TASK 1: Show each line of the rows below that contains the string "最近两年", copying the line in full.

# Nissan GT-R V-Spec lap times stun observers



## DarkChild (Nov 5, 2004)

From Autoblog



> Nissan GT-R V-Spec lap times stun observers
> 
> 
> 
> ...


----------



## Thrust (Jun 8, 2004)

Wow! Really quite exciting stuff. :thumbsup:


----------



## maximum6 (Jan 19, 2008)

did they just replace the rear spoiler with carbon fiber?

sounds like the mine's spoiler


----------



## Arch5 (Jun 19, 2007)

Maybe the pics weren't of the lap in question, but to me it doesn't look like the car is being pushed to the limit on the recent pics of it on the ring. The current model GT-R has some impressive pics where you can see how hard they're pushing the car in the turns.

Pre-release images:

















Rumored V-Spec:


----------



## kismetcapitan (Nov 25, 2005)

carbon rotors....I think I just creamed my pants!


----------



## WPL (Sep 24, 2004)

Time to save up for this....:chuckle:


----------



## sky 1t (Nov 5, 2004)

Now i'm starting to get a bit of an erection! (so it must be worth buying one when it's available):smokin:


----------



## EvolutionVI (Sep 6, 2005)

sky 1t said:


> Now i'm starting to get a bit of an erection! (so it must be worth buying one when it's available):smokin:


I would say,it would be interesting to know the exact differences to the "Basemodel GTR",because it cant be that much,lighter,more power,better brakes,better suspension,i would say,nothing that cant be done to a basemodel for less money then what the Spec-V,V-spec or however it will be called,should cost.

TASK 2: Supply the next part of the GT-R V-Spec forum thread, picking up after its final post.

ENTRIES PROVIDED:

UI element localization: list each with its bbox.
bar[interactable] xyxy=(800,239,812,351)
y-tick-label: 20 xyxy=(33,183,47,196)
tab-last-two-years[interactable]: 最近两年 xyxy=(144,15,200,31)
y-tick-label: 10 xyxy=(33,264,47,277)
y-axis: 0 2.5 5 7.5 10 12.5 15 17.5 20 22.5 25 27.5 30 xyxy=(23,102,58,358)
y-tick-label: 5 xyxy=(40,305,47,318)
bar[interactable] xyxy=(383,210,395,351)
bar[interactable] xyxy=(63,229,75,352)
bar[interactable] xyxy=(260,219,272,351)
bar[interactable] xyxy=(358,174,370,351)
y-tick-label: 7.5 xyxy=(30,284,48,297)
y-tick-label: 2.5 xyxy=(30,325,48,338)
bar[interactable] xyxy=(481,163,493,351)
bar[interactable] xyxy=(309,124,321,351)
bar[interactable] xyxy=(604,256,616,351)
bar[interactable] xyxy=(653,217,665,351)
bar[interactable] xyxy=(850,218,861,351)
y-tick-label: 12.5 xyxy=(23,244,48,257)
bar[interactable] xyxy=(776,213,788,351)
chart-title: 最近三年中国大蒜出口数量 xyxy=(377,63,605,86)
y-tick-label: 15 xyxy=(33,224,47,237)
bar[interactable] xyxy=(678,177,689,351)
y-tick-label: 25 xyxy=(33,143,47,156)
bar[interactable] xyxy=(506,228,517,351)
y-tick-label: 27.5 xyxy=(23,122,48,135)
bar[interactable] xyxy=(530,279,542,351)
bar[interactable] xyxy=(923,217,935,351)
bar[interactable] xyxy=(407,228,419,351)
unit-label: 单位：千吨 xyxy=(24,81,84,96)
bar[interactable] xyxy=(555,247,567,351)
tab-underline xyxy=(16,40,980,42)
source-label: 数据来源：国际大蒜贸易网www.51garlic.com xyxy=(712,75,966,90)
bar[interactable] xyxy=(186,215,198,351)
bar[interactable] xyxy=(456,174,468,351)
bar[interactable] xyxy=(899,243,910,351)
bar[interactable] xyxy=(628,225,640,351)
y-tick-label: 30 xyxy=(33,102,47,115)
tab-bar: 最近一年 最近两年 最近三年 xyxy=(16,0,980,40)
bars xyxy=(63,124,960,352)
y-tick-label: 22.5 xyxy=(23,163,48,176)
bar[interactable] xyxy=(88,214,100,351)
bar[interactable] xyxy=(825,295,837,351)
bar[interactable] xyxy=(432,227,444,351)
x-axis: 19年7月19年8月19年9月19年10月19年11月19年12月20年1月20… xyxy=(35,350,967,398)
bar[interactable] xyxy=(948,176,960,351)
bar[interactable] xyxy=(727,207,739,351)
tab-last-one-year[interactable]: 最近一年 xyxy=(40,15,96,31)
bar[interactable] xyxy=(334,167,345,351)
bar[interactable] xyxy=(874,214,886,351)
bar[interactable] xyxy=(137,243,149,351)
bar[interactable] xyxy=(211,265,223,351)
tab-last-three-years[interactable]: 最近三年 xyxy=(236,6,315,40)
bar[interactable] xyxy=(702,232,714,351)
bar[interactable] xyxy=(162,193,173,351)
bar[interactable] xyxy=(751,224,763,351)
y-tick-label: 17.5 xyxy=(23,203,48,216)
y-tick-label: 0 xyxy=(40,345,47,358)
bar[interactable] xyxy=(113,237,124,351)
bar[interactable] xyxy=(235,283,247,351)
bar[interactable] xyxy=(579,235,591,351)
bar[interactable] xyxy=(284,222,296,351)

TASK RESPONSE 1:
tab-last-two-years[interactable]: 最近两年 xyxy=(144,15,200,31)
tab-bar: 最近一年 最近两年 最近三年 xyxy=(16,0,980,40)

TASK RESPONSE 2:
Let the tuning begin(on the only car in the world that cant be tuned):chuckle: :smokin:


----------



## hodgie (Oct 23, 2003)

This is a simply stunning time if its proved to be correct.:smokin:


----------



## kismetcapitan (Nov 25, 2005)

well, if we start seeing a tester GT-R and a Carrera GT running around together everywhere, I think that'll confirm things


----------



## Butuz (Jan 9, 2005)

The carbon rotors should shave off several seconds on their own, so with less weight, and more power..... ooooooo its gonna be fast!!!

Butuz


----------



## ATCO (Feb 2, 2003)

If they are sensible, good quality carbon rotors and not the Porsche ones that don't last long at all that would add at least 5grand to the price. 

Anyone know whose make they are?

DaveG


----------



## kismetcapitan (Nov 25, 2005)

well, when carbon rotors become available for R32s I will pay anything to get them. Hopefully those (and future carbon rotors for our cars) will be the type that don't wear with use, but actually thicken slightly, making for rotors that not only perform better but last a lifetime.


----------



## ATCO (Feb 2, 2003)

Toby, you can have the MOV'IT ones for your R32 now. Top spec brakes used by the 24Hr race teams. Damned expensive though but come with a no fade guarantee plus estimated at least 10,000mile life. Jim (997 Porker) tells me his Porsche Club chums are replacing discs at less than 1500mile intervals.


----------



## Kyuubi (Dec 3, 2007)

Whoa!!..I can't wait for official lap times..We're still a years away from the 
Spec-V launch at it's already making Supercars look like plain cars!!.


----------



## LivingMovie (Oct 16, 2006)

www.moveit.de - I couldn't find and application for R32 only R34, also what price range?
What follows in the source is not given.